> Document extract
-- -- --

1. Gather context — confirm the org edition, relevant objects, and current configuration state
2. Review official sources — check the references in this skill's well-architected.md before making changes
3. Implement or advise — apply the patterns from Common Patterns above
4. Validate — run the skill's checker script and verify against the Review Checklist above
5. Document — record any deviations from standard patterns and update the template if needed

---

## Salesforce-Specific Gotchas

1. **Missing Apex action in palette** — Usually visibility, API version, `global` vs `public` in managed packages, or the class failing compilation. Flow will not list invalid invocables.
2. **List size and output alignment** — Invocable methods operate on batches; Flow expects the bulk semantics documented for invocable methods. Mismatched assumptions show up as partial updates or "wrong row" symptoms.
3. **Callouts and DML in the same invocable** — Callout constraints still apply inside Apex invoked from Flow; mixing DML and callouts without proper ordering causes `System.CalloutException` in the interview.

-- -- --

> Given records
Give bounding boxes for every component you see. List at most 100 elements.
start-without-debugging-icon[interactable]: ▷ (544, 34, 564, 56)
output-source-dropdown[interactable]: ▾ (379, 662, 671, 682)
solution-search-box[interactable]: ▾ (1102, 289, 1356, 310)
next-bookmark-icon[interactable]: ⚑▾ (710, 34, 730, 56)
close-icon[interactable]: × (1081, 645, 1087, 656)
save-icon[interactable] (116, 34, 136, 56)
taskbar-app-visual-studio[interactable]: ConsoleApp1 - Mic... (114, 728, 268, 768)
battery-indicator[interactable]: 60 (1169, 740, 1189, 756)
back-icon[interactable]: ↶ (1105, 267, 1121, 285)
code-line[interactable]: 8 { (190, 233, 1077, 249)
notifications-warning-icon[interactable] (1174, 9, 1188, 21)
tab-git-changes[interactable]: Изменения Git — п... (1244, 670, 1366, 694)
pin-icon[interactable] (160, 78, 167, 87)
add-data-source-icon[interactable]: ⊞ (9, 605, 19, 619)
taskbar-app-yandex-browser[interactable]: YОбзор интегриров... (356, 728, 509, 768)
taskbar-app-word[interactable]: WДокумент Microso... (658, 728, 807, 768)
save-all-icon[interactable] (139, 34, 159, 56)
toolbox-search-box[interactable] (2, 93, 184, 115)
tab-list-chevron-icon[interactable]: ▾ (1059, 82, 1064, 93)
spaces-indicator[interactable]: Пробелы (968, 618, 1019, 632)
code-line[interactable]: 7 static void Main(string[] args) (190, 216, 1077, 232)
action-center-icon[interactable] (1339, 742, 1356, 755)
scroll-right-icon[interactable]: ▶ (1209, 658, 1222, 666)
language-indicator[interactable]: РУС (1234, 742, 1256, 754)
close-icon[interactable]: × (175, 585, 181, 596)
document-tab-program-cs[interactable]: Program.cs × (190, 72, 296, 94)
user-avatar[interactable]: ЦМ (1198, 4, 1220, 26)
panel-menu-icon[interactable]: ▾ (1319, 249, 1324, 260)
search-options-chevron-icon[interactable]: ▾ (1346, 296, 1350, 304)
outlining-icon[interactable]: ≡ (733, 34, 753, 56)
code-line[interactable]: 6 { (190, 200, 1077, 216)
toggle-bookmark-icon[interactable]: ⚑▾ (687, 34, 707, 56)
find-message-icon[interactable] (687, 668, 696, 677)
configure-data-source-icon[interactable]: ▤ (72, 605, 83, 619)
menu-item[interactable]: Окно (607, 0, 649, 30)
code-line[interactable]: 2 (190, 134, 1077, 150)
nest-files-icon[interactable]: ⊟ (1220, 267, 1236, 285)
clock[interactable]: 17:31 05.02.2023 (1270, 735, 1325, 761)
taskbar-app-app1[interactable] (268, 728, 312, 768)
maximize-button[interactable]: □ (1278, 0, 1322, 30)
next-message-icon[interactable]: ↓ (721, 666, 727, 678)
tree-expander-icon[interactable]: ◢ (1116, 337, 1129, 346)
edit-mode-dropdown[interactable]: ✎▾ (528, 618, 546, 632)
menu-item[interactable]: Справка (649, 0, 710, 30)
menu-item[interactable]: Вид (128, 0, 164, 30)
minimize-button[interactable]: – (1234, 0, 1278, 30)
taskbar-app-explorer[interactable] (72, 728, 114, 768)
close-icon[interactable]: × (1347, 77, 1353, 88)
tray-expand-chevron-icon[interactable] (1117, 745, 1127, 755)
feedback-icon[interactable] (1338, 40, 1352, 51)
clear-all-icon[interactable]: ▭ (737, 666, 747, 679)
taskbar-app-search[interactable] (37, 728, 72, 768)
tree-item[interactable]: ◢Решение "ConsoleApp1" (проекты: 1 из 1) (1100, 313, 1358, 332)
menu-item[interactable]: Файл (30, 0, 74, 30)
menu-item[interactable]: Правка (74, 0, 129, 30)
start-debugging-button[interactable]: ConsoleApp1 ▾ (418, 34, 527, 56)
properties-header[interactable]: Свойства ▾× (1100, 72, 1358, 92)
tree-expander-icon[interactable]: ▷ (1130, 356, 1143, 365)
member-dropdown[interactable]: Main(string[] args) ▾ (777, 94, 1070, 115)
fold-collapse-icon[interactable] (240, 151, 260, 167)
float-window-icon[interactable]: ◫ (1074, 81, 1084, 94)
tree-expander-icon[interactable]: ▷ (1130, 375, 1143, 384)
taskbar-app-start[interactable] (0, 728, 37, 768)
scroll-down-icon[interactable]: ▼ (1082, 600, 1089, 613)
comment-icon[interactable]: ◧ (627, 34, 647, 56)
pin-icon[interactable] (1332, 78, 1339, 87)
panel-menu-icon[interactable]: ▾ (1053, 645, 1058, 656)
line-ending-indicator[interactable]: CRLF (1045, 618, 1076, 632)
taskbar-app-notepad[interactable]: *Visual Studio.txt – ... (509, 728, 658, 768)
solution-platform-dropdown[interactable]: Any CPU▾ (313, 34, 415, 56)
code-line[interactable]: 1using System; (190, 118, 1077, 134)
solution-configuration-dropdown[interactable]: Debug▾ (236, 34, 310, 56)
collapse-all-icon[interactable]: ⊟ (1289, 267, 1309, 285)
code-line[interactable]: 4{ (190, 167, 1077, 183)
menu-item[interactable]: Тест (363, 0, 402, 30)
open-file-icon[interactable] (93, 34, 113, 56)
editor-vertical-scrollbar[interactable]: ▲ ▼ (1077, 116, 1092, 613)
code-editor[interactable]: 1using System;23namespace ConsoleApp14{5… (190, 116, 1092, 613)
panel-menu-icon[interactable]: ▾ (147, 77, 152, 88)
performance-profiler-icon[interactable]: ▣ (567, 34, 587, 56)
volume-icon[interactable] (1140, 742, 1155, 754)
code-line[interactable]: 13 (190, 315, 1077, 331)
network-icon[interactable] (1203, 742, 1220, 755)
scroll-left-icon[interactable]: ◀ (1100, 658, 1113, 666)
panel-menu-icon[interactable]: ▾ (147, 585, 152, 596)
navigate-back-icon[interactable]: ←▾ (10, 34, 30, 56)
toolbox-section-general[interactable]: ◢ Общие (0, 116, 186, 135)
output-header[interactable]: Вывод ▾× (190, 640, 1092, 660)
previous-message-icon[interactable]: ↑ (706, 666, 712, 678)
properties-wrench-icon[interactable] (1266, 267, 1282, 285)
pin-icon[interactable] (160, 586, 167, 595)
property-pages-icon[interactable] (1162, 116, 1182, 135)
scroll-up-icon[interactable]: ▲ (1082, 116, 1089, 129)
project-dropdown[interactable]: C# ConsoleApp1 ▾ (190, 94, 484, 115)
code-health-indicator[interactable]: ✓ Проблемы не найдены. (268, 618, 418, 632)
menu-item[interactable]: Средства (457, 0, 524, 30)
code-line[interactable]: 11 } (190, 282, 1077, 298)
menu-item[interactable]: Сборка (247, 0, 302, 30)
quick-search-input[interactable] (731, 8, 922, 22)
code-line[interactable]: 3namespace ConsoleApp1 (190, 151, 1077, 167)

-- -- --

> Work instructions
Using the text on Flow and Apex invocables, mark each statement below yes or no and quote the words from the text that settle it.
1. Flow will still list an invocable method whose class fails compilation.
2. The validation step includes running the skill's checker script.
3. Callout constraints no longer apply when Apex is invoked from Flow.

> Solution for this task
1. No: "Flow will not list invalid invocables."
2. Yes: "Validate — run the skill's checker script and verify against the Review Checklist above"
3. No: "Callout constraints still apply inside Apex invoked from Flow"